## WORK INSTRUCTIONS
For the copy, please give all of the data again exactly and leave the pictures out.

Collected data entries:
—————
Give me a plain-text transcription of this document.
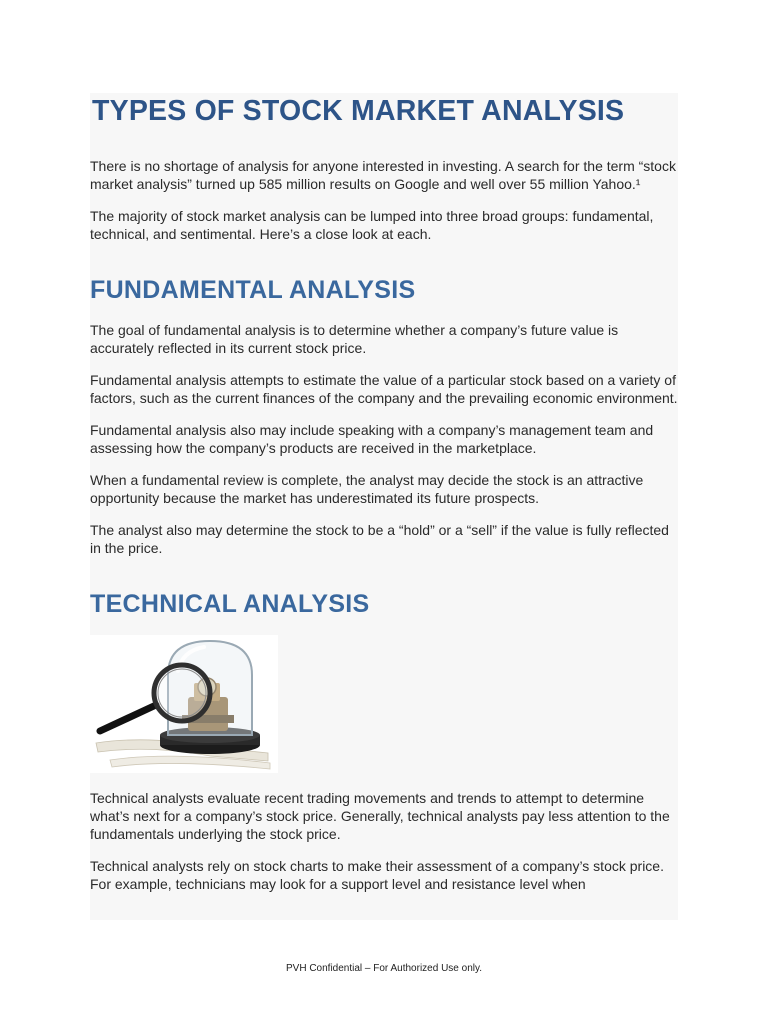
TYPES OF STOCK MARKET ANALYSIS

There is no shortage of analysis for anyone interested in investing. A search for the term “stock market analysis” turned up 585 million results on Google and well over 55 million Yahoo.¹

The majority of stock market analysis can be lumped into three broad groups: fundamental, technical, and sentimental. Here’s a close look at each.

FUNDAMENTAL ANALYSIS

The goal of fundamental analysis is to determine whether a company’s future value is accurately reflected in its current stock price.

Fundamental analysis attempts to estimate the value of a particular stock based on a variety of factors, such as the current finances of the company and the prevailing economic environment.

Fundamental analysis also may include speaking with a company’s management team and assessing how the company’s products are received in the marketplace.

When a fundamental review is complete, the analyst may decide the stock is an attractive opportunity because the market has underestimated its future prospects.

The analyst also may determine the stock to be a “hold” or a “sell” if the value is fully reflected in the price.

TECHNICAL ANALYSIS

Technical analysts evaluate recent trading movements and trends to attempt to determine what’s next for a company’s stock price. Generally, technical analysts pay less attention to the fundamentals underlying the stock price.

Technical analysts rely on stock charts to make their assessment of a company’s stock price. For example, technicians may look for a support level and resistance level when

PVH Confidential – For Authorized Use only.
—————
## SOLUTION BELOW
Give me a plain-text transcription of this document.
TYPES OF STOCK MARKET ANALYSIS

There is no shortage of analysis for anyone interested in investing. A search for the term “stock market analysis” turned up 585 million results on Google and well over 55 million Yahoo.¹

The majority of stock market analysis can be lumped into three broad groups: fundamental, technical, and sentimental. Here’s a close look at each.

FUNDAMENTAL ANALYSIS

The goal of fundamental analysis is to determine whether a company’s future value is accurately reflected in its current stock price.

Fundamental analysis attempts to estimate the value of a particular stock based on a variety of factors, such as the current finances of the company and the prevailing economic environment.

Fundamental analysis also may include speaking with a company’s management team and assessing how the company’s products are received in the marketplace.

When a fundamental review is complete, the analyst may decide the stock is an attractive opportunity because the market has underestimated its future prospects.

The analyst also may determine the stock to be a “hold” or a “sell” if the value is fully reflected in the price.

TECHNICAL ANALYSIS

Technical analysts evaluate recent trading movements and trends to attempt to determine what’s next for a company’s stock price. Generally, technical analysts pay less attention to the fundamentals underlying the stock price.

Technical analysts rely on stock charts to make their assessment of a company’s stock price. For example, technicians may look for a support level and resistance level when

PVH Confidential – For Authorized Use only.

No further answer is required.